### Set task
Look below. Copy each line that has "schválení" in it.
Begin Supplied material
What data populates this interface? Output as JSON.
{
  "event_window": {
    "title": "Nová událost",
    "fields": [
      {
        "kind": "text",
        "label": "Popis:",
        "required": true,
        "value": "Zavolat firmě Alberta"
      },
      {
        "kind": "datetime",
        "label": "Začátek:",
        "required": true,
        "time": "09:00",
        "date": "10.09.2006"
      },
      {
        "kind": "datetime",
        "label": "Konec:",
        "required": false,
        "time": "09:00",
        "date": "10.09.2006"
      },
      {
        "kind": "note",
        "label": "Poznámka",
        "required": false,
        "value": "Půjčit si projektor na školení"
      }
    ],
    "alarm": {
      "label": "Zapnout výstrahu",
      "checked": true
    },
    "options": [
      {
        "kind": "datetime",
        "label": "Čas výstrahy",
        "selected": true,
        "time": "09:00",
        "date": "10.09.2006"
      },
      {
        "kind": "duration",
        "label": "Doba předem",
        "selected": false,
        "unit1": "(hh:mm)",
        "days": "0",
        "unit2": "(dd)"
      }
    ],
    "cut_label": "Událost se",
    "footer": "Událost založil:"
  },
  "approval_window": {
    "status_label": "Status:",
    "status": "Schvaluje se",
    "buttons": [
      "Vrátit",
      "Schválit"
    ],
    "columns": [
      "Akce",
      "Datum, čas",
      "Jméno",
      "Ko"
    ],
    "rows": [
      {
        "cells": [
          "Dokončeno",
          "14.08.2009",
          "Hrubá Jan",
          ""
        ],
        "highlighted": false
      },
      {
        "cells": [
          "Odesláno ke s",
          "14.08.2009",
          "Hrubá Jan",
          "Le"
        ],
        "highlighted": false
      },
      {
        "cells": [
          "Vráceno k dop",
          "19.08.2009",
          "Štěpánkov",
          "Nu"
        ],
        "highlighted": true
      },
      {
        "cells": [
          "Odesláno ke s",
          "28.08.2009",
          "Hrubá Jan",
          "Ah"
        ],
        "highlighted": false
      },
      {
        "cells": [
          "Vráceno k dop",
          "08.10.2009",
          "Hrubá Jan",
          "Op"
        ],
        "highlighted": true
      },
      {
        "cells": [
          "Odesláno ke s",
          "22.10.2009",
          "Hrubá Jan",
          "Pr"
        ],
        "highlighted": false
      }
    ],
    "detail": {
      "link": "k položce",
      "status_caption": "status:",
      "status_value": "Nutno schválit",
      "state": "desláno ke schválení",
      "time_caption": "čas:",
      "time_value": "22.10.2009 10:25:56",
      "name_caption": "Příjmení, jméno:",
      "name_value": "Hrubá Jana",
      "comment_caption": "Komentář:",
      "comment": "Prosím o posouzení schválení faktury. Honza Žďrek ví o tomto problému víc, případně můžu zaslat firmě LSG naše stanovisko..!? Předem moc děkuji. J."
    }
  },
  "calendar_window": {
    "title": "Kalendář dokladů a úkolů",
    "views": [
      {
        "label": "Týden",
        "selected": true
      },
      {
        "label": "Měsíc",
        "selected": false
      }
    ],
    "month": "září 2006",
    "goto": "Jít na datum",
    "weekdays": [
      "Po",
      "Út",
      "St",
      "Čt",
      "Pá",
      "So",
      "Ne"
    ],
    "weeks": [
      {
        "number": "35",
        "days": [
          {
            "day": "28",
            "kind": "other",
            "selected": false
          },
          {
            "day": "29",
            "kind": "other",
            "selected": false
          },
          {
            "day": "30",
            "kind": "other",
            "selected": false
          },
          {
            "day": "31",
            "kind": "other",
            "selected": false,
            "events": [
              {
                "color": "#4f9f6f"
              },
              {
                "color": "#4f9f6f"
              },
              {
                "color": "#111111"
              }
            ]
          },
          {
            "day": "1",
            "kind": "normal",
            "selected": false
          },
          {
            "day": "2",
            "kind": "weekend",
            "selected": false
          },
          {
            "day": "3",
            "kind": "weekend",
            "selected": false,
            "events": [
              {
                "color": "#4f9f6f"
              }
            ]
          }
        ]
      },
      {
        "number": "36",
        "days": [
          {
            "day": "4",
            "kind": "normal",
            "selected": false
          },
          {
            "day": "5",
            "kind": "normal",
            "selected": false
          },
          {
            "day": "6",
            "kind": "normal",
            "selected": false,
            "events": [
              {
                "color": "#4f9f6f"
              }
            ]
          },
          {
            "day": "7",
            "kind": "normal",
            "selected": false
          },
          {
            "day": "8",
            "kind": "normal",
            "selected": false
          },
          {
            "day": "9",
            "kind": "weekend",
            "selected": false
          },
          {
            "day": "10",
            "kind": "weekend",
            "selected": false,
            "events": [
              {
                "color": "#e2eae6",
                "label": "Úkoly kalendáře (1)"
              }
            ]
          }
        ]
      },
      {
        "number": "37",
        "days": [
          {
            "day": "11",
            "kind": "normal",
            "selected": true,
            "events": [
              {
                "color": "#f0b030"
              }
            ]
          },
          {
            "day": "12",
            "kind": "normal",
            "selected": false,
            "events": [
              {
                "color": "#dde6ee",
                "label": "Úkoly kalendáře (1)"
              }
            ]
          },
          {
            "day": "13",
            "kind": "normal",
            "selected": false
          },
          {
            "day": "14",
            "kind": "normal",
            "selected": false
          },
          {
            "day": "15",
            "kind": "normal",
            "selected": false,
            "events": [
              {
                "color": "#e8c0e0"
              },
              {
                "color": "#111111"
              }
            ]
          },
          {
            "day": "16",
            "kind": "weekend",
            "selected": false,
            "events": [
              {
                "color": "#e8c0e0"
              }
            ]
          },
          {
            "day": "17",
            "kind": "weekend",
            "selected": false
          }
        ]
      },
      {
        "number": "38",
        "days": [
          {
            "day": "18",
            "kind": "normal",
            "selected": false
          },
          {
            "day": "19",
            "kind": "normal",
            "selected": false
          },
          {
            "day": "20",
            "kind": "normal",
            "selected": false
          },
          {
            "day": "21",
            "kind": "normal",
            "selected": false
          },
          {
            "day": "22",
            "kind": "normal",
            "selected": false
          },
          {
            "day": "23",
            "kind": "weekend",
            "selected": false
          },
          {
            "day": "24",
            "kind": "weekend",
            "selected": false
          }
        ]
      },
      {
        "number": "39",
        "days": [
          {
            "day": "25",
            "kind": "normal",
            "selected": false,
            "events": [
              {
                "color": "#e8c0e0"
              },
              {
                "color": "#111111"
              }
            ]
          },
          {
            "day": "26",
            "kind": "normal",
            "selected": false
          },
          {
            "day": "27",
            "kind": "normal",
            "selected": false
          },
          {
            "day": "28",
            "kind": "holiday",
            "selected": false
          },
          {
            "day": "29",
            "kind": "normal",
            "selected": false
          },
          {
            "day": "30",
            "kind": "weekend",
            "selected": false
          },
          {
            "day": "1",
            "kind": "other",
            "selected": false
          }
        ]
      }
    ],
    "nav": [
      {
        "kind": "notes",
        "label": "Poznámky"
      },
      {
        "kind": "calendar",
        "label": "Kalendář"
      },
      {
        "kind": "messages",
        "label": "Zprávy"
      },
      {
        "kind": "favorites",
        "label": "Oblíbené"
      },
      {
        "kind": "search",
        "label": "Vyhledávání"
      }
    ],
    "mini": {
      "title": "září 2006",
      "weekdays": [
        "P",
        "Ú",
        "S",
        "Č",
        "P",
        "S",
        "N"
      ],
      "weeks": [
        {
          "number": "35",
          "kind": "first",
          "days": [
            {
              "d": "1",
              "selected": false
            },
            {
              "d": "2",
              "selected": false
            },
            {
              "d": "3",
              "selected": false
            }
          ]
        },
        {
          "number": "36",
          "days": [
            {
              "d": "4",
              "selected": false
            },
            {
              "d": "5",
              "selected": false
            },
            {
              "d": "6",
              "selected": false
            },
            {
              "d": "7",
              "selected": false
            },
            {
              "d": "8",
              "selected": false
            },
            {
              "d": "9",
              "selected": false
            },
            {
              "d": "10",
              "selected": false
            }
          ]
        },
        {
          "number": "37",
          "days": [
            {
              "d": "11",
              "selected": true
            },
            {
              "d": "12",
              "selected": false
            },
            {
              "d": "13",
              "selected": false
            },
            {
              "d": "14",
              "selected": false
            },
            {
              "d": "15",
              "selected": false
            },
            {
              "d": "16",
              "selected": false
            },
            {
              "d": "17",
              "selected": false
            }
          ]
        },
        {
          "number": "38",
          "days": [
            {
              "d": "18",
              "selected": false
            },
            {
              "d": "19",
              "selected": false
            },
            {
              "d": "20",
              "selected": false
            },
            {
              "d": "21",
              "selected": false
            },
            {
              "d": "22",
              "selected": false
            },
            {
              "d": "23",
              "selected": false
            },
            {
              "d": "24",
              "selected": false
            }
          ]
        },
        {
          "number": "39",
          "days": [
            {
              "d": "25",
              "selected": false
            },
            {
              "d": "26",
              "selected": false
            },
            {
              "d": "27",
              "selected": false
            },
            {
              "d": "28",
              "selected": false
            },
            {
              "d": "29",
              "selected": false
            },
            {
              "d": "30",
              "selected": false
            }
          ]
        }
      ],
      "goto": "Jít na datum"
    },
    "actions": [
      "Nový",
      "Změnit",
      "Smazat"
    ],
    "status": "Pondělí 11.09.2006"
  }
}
End Supplied material
### Result of the exercise
      "state": "desláno ke schválení",
      "comment": "Prosím o posouzení schválení faktury. Honza Žďrek ví o tomto problému víc, případně můžu zaslat firmě LSG naše stanovisko..!? Předem moc děkuji. J."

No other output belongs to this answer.